* **SHORT TASK**
Check each line for the word "Optimization" and give how many have it. Say nothing else.

[Stored entries]

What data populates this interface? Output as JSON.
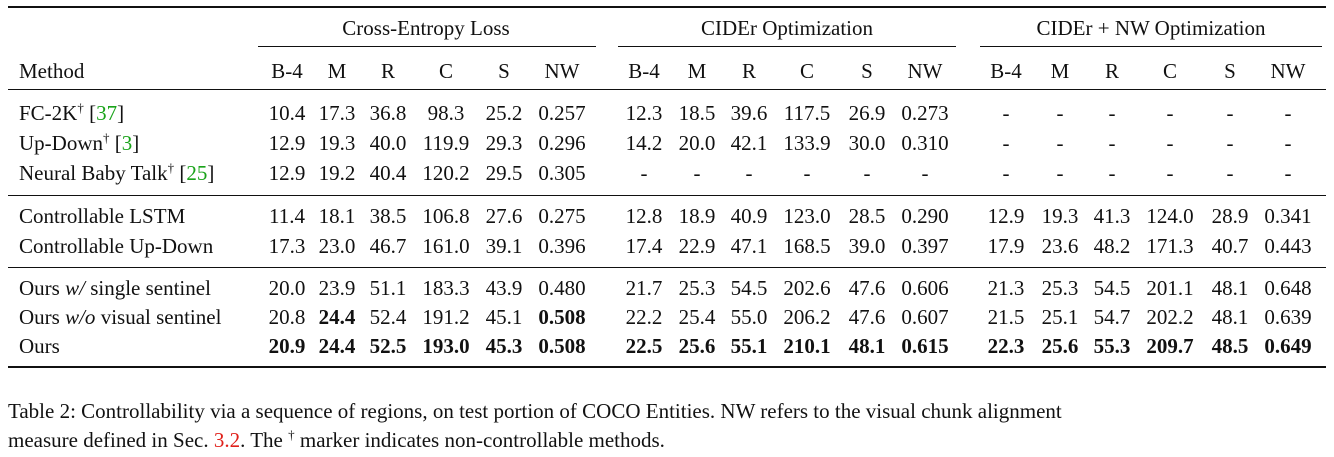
{
  "groups": [
    "Cross-Entropy Loss",
    "CIDEr Optimization",
    "CIDEr + NW Optimization"
  ],
  "method_header": "Method",
  "metrics": [
    "B-4",
    "M",
    "R",
    "C",
    "S",
    "NW"
  ],
  "ref_symbol": "†",
  "rows": [
    {
      "name": "FC-2K",
      "dagger": true,
      "ref": "37",
      "cells": [
        "10.4",
        "17.3",
        "36.8",
        "98.3",
        "25.2",
        "0.257",
        "12.3",
        "18.5",
        "39.6",
        "117.5",
        "26.9",
        "0.273",
        "-",
        "-",
        "-",
        "-",
        "-",
        "-"
      ],
      "bold": []
    },
    {
      "name": "Up-Down",
      "dagger": true,
      "ref": "3",
      "cells": [
        "12.9",
        "19.3",
        "40.0",
        "119.9",
        "29.3",
        "0.296",
        "14.2",
        "20.0",
        "42.1",
        "133.9",
        "30.0",
        "0.310",
        "-",
        "-",
        "-",
        "-",
        "-",
        "-"
      ],
      "bold": []
    },
    {
      "name": "Neural Baby Talk",
      "dagger": true,
      "ref": "25",
      "cells": [
        "12.9",
        "19.2",
        "40.4",
        "120.2",
        "29.5",
        "0.305",
        "-",
        "-",
        "-",
        "-",
        "-",
        "-",
        "-",
        "-",
        "-",
        "-",
        "-",
        "-"
      ],
      "bold": []
    },
    {
      "name": "Controllable LSTM",
      "cells": [
        "11.4",
        "18.1",
        "38.5",
        "106.8",
        "27.6",
        "0.275",
        "12.8",
        "18.9",
        "40.9",
        "123.0",
        "28.5",
        "0.290",
        "12.9",
        "19.3",
        "41.3",
        "124.0",
        "28.9",
        "0.341"
      ],
      "bold": []
    },
    {
      "name": "Controllable Up-Down",
      "cells": [
        "17.3",
        "23.0",
        "46.7",
        "161.0",
        "39.1",
        "0.396",
        "17.4",
        "22.9",
        "47.1",
        "168.5",
        "39.0",
        "0.397",
        "17.9",
        "23.6",
        "48.2",
        "171.3",
        "40.7",
        "0.443"
      ],
      "bold": []
    },
    {
      "name_pre": "Ours ",
      "name_it": "w/",
      "name_post": " single sentinel",
      "cells": [
        "20.0",
        "23.9",
        "51.1",
        "183.3",
        "43.9",
        "0.480",
        "21.7",
        "25.3",
        "54.5",
        "202.6",
        "47.6",
        "0.606",
        "21.3",
        "25.3",
        "54.5",
        "201.1",
        "48.1",
        "0.648"
      ],
      "bold": []
    },
    {
      "name_pre": "Ours ",
      "name_it": "w/o",
      "name_post": " visual sentinel",
      "cells": [
        "20.8",
        "24.4",
        "52.4",
        "191.2",
        "45.1",
        "0.508",
        "22.2",
        "25.4",
        "55.0",
        "206.2",
        "47.6",
        "0.607",
        "21.5",
        "25.1",
        "54.7",
        "202.2",
        "48.1",
        "0.639"
      ],
      "bold": [
        1,
        5
      ]
    },
    {
      "name": "Ours",
      "cells": [
        "20.9",
        "24.4",
        "52.5",
        "193.0",
        "45.3",
        "0.508",
        "22.5",
        "25.6",
        "55.1",
        "210.1",
        "48.1",
        "0.615",
        "22.3",
        "25.6",
        "55.3",
        "209.7",
        "48.5",
        "0.649"
      ],
      "bold": [
        0,
        1,
        2,
        3,
        4,
        5,
        6,
        7,
        8,
        9,
        10,
        11,
        12,
        13,
        14,
        15,
        16,
        17
      ]
    }
  ],
  "caption": {
    "line1": "Table 2: Controllability via a sequence of regions, on test portion of COCO Entities. NW refers to the visual chunk alignment",
    "line2_pre": "measure defined in Sec. ",
    "line2_ref": "3.2",
    "line2_mid": ". The ",
    "line2_sup": "†",
    "line2_post": " marker indicates non-controllable methods."
  }
}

* **EXERCISE ANSWER**
2